→ Requirement:
Copy out each line containing "dashed" from the entries below.

***

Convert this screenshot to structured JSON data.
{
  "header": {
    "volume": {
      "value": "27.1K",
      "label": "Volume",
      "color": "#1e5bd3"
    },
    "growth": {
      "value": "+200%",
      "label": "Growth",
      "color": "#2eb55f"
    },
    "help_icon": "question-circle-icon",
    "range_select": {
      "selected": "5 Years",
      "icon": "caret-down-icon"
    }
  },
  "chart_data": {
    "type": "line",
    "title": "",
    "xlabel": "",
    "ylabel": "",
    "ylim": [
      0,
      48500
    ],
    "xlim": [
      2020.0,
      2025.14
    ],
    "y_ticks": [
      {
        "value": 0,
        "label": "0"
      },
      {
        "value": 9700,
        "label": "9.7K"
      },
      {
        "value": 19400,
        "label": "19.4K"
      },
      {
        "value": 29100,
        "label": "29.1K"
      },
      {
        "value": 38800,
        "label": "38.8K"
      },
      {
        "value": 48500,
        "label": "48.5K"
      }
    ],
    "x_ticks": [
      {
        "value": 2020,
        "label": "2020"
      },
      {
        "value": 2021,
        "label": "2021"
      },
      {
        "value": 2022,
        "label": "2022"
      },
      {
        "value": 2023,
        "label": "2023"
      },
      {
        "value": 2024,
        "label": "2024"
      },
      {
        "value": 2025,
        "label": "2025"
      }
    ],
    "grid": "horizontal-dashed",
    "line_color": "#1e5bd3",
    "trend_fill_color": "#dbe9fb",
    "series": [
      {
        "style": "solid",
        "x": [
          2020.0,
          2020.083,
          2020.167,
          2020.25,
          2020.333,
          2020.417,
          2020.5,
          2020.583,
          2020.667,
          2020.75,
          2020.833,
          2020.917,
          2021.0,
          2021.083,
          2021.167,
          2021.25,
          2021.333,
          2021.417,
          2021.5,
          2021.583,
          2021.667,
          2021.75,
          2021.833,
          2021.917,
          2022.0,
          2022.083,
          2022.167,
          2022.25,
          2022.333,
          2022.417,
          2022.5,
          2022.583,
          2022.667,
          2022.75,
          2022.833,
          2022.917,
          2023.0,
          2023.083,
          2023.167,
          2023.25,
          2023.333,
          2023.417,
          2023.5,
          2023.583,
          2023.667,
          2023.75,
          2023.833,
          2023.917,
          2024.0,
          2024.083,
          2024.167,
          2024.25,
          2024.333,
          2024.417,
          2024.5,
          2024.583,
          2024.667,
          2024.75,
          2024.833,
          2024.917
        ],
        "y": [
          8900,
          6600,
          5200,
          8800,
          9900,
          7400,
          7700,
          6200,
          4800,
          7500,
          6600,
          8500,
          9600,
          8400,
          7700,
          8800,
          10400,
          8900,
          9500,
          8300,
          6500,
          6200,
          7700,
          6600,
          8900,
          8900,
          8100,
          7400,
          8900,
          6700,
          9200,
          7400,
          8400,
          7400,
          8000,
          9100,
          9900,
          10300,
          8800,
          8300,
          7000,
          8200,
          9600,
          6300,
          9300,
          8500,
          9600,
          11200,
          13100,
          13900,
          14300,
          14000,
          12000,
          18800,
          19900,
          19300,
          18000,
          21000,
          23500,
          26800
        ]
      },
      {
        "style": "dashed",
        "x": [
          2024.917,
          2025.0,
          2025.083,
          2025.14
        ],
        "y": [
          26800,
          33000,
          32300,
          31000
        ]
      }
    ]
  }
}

***

→ Answer:
    "grid": "horizontal-dashed",
        "style": "dashed",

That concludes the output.